■ Written exercise: Keep only those lines of the records that include the string "name".
____ Data for this task
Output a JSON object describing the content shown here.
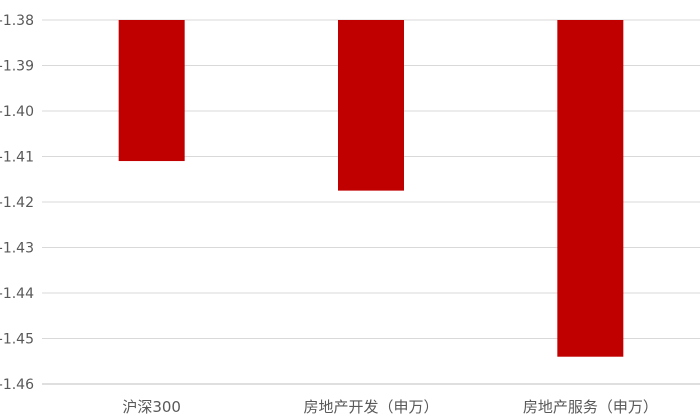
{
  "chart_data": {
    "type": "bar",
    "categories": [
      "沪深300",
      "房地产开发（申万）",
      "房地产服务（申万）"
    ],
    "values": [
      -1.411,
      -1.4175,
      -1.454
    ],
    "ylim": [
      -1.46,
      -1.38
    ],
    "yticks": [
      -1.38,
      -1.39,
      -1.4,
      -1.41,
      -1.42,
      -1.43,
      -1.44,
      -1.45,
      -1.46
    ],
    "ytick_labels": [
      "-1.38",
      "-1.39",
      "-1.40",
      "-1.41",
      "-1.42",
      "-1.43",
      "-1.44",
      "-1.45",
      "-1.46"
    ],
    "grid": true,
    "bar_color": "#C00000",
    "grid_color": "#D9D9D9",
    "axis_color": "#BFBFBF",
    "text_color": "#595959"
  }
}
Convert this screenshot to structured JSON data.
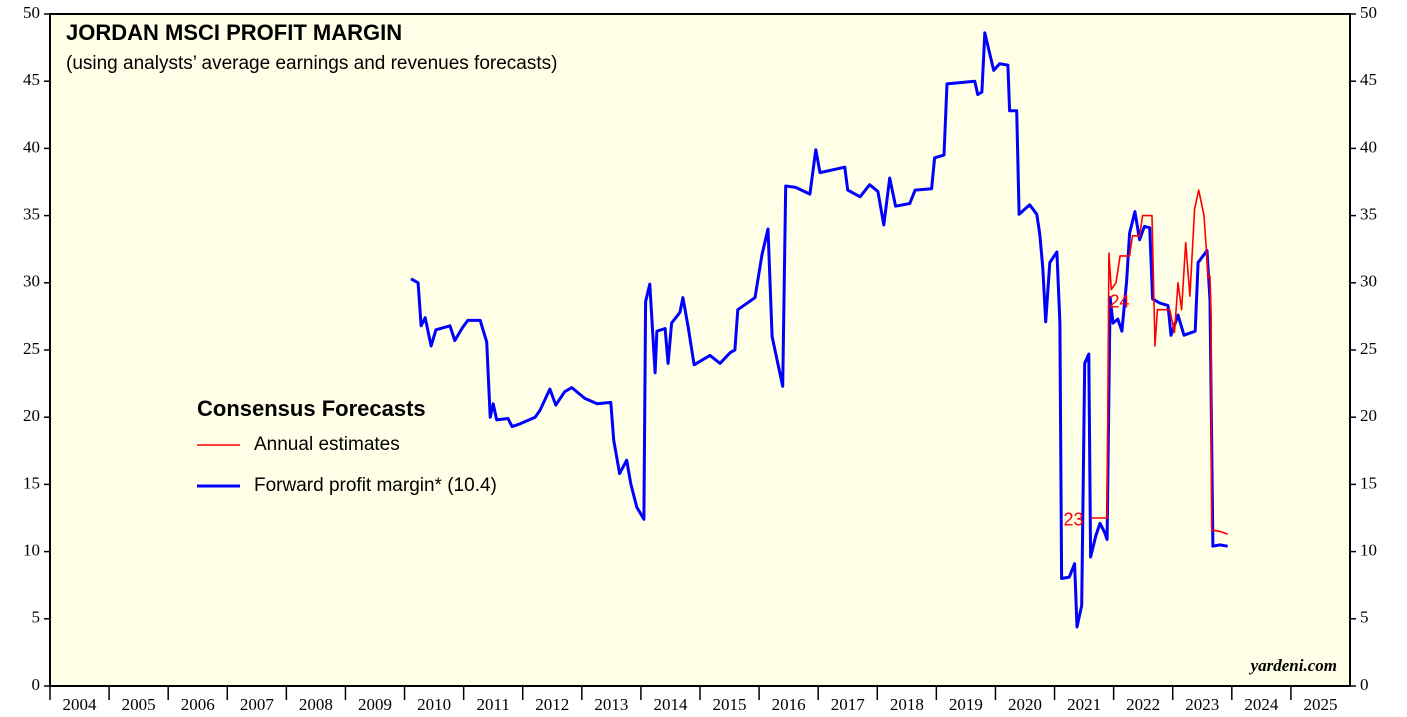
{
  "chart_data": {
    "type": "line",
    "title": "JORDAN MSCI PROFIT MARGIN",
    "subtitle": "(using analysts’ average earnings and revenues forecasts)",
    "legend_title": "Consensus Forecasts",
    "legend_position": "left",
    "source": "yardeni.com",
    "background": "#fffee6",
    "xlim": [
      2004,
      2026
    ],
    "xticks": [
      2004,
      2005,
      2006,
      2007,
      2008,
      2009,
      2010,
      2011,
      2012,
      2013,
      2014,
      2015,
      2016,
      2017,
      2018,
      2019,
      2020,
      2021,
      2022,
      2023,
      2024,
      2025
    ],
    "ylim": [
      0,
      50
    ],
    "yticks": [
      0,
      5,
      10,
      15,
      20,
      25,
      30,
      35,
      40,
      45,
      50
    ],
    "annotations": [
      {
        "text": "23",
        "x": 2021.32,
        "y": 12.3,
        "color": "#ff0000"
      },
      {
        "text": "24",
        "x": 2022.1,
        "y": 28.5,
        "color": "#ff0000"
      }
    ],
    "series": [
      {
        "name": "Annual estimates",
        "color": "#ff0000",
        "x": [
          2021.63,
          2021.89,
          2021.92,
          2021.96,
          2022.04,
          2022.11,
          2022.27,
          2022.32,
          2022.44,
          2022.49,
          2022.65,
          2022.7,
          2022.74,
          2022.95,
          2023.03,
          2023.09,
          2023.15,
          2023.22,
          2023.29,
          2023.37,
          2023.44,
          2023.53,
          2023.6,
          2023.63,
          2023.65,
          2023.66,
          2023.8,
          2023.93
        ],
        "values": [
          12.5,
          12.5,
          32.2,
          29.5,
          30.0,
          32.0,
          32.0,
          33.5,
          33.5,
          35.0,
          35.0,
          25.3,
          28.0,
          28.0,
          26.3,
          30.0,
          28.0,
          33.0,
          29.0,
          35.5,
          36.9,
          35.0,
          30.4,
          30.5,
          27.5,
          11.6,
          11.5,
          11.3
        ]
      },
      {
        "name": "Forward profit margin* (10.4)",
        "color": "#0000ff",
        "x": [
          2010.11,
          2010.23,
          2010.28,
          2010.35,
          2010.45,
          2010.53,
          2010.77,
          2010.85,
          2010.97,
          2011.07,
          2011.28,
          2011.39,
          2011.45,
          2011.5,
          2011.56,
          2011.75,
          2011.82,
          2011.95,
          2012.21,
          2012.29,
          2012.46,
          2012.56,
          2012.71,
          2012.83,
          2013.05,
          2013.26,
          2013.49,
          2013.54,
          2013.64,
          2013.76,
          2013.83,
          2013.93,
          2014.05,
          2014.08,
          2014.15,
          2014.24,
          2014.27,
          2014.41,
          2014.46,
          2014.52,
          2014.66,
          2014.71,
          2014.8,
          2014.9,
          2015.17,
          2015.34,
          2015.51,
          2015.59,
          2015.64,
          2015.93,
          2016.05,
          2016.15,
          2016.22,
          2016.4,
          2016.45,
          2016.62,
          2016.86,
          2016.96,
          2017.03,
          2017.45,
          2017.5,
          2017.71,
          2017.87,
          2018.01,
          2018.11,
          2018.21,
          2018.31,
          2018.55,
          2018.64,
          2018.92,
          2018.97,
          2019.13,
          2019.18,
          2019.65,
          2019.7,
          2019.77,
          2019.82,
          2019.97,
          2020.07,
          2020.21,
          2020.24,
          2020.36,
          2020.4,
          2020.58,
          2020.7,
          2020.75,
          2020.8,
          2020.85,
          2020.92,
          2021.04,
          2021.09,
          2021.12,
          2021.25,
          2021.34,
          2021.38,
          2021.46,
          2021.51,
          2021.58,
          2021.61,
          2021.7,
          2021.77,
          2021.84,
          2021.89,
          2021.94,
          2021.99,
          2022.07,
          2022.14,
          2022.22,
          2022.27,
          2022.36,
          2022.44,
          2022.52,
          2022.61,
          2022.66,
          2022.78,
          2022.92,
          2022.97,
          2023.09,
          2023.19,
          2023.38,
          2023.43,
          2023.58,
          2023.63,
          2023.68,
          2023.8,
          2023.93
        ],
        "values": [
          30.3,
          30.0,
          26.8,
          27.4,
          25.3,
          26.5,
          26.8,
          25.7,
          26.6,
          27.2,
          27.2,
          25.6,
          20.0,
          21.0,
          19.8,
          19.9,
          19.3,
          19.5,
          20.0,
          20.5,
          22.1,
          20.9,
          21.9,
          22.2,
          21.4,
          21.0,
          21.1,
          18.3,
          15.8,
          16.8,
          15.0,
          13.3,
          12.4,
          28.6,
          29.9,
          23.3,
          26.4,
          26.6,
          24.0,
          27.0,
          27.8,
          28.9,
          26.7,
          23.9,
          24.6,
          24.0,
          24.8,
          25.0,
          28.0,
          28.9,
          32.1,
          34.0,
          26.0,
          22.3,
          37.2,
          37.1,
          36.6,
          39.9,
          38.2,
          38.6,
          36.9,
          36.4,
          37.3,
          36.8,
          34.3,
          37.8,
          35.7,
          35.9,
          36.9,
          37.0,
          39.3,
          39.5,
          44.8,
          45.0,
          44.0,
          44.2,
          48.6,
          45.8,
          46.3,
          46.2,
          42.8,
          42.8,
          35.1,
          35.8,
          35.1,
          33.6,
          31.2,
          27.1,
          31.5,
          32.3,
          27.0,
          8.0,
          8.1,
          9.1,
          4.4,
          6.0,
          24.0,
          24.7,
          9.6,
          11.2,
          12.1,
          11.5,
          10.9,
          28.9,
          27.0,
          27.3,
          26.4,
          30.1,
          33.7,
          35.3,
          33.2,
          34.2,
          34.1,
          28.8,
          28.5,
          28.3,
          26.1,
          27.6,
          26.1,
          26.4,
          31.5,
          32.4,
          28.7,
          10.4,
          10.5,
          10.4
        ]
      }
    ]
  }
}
________
____ Data for this task
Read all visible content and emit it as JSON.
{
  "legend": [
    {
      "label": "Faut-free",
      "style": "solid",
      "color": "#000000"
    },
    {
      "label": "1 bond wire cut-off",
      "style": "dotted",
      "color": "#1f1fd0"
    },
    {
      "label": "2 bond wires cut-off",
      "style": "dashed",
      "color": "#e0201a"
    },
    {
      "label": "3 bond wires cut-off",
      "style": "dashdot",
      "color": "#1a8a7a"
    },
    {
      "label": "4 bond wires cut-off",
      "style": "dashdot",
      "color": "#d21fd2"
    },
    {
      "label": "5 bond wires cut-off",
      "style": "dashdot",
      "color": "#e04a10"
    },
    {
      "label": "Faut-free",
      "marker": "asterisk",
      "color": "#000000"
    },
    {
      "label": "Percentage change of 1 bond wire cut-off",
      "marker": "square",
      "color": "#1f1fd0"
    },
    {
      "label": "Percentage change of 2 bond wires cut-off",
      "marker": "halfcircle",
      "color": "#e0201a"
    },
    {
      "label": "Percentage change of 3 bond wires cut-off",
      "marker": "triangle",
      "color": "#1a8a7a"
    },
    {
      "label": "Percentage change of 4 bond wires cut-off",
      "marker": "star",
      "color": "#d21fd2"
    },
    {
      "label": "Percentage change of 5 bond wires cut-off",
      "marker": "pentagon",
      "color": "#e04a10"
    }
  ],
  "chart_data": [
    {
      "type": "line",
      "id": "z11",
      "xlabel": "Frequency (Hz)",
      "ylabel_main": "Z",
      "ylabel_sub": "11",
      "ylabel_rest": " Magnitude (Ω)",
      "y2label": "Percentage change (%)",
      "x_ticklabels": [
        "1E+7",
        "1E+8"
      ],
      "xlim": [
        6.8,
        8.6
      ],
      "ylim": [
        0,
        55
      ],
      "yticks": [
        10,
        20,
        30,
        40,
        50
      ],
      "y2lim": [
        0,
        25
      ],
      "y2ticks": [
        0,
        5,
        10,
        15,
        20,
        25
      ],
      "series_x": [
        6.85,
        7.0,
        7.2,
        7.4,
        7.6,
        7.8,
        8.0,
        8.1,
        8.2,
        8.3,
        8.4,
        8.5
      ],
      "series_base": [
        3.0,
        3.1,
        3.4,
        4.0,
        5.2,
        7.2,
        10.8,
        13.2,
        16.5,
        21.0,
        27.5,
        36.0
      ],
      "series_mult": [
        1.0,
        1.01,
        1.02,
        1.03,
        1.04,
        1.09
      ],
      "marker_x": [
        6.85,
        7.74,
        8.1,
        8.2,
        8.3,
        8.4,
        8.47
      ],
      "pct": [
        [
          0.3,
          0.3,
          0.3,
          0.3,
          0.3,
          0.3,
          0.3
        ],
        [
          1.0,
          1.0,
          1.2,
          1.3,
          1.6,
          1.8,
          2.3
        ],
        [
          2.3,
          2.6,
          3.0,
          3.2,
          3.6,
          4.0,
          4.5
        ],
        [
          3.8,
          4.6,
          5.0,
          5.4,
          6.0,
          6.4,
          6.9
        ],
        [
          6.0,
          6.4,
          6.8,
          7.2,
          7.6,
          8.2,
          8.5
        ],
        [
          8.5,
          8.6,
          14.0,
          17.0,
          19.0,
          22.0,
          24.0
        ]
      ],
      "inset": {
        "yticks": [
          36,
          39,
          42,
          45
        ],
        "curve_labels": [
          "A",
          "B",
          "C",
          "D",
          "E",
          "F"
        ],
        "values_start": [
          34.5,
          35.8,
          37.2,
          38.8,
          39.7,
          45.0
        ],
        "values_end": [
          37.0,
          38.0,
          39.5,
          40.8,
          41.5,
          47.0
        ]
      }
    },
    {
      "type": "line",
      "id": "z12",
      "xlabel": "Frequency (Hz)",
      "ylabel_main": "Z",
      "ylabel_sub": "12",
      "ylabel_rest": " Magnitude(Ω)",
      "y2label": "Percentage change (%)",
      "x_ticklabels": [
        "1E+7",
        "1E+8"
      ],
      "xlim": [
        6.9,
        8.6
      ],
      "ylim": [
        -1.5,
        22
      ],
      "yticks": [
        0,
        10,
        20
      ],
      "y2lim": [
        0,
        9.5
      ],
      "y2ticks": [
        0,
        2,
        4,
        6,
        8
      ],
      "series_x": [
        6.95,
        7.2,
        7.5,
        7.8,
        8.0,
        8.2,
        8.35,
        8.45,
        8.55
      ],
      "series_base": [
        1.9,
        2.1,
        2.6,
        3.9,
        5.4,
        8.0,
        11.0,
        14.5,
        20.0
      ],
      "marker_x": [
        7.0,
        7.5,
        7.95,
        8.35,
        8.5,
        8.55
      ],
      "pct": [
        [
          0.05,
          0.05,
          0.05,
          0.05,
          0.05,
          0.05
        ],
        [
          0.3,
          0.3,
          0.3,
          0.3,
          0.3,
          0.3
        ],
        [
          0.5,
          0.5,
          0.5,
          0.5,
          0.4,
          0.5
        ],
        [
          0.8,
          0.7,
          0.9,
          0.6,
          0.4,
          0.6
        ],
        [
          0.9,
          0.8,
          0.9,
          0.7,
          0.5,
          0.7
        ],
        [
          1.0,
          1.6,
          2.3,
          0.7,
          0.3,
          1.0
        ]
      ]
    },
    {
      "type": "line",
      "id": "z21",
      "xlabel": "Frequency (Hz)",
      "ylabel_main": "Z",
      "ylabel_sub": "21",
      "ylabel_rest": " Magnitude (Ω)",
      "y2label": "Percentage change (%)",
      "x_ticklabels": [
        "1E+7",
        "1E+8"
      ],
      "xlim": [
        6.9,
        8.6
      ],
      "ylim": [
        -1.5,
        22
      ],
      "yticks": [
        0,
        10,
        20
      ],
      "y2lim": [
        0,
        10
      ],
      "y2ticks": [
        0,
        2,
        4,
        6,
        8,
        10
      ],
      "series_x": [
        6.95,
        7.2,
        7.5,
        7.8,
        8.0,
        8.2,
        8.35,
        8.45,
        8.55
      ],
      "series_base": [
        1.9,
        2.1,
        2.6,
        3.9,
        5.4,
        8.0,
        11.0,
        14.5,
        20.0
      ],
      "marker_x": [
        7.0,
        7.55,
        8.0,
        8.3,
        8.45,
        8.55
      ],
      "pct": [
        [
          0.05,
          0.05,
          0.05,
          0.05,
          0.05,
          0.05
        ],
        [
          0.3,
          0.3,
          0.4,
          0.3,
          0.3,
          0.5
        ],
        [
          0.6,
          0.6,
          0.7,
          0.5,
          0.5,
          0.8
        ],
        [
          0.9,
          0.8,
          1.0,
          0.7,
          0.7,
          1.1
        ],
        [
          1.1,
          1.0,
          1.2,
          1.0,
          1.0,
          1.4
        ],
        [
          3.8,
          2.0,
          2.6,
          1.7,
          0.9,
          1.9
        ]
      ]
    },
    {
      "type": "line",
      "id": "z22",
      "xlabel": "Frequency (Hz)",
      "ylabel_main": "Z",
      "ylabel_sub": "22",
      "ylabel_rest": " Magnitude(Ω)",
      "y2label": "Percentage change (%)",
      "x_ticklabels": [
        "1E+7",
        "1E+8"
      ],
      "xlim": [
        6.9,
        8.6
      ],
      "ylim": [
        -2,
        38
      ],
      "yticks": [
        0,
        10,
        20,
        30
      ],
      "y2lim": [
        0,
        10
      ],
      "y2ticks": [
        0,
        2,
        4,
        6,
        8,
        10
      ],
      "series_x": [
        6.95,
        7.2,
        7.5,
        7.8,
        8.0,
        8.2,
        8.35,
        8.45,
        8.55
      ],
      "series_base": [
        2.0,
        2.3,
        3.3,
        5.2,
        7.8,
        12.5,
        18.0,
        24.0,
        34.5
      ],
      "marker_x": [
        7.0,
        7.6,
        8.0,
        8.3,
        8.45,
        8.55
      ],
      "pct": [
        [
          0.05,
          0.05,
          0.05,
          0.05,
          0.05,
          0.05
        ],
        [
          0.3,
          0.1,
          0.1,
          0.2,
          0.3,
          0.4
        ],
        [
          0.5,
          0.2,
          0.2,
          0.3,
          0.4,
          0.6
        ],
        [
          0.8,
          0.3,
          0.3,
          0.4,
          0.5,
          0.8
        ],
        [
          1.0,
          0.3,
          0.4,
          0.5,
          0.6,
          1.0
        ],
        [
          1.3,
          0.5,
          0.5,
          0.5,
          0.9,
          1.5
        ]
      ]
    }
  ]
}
________
■ Result of this exercise:
        "name": "Annual estimates",
        "name": "Forward profit margin* (10.4)",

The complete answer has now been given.